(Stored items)
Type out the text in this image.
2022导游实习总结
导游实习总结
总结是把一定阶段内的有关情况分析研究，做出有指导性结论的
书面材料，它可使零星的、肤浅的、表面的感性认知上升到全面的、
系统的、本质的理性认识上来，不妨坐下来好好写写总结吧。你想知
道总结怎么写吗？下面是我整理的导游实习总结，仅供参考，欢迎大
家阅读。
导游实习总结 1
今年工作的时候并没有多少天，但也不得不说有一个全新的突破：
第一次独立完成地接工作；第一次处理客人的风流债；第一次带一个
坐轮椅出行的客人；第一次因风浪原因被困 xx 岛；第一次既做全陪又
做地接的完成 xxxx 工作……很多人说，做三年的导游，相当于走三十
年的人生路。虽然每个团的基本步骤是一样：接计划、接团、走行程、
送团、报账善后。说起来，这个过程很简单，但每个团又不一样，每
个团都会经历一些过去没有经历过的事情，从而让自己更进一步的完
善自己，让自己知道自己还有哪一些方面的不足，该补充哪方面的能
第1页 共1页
---
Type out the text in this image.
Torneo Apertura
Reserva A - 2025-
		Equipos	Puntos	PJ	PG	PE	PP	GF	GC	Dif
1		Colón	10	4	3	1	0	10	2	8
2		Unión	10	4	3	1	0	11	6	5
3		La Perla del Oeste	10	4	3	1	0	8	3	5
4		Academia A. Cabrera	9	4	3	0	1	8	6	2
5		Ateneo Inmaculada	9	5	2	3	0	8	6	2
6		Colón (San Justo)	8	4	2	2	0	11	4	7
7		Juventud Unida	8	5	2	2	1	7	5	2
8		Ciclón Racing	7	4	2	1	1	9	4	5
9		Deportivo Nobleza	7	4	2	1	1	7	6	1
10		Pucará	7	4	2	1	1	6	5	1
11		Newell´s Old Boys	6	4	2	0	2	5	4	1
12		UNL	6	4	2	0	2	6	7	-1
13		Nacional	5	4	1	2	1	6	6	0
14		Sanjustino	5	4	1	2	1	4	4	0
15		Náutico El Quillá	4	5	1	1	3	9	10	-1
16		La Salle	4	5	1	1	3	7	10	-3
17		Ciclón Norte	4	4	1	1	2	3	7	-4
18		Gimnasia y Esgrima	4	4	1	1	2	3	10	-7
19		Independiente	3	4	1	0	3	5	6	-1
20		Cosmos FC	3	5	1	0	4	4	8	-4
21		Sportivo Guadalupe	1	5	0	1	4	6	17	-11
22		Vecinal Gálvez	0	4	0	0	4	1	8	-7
--
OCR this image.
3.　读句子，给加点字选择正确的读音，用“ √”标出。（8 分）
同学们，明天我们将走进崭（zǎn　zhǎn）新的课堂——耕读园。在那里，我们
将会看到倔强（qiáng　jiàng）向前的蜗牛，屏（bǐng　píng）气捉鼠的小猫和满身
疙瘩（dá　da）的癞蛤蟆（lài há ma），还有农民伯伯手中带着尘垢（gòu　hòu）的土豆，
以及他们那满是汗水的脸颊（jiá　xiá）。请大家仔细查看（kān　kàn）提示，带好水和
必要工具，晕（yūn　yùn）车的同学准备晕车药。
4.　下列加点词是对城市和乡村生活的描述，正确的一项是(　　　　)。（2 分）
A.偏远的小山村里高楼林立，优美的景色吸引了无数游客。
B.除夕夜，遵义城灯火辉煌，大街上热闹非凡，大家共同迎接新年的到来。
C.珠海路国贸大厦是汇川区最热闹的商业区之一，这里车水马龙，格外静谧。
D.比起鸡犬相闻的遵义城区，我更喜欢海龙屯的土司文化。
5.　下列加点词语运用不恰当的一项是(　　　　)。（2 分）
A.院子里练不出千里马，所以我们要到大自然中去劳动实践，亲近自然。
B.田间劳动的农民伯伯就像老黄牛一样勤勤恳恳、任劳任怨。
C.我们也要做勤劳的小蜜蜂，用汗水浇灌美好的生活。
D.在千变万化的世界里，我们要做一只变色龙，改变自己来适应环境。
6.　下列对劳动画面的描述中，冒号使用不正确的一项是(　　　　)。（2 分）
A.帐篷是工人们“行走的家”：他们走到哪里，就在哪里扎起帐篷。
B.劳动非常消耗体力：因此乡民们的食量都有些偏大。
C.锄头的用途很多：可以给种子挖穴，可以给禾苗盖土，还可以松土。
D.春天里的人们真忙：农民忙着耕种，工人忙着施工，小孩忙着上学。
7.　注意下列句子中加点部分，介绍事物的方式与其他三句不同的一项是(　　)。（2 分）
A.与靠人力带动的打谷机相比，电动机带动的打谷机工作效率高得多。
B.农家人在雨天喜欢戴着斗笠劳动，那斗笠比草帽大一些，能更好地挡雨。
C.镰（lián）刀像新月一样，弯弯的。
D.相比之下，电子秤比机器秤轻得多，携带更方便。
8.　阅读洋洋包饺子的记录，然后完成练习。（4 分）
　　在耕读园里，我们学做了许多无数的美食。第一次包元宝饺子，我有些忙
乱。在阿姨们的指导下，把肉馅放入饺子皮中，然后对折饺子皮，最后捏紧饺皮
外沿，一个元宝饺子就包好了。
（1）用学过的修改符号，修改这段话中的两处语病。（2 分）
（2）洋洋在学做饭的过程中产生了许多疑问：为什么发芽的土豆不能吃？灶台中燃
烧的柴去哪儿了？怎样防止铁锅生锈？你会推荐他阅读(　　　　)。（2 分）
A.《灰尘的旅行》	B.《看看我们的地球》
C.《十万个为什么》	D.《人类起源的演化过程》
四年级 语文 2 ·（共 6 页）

(AIM OF THE EXERCISE) Give only the count of lines in the data that include the string "Colón".

(RESULT FOR THIS EXERCISE) 2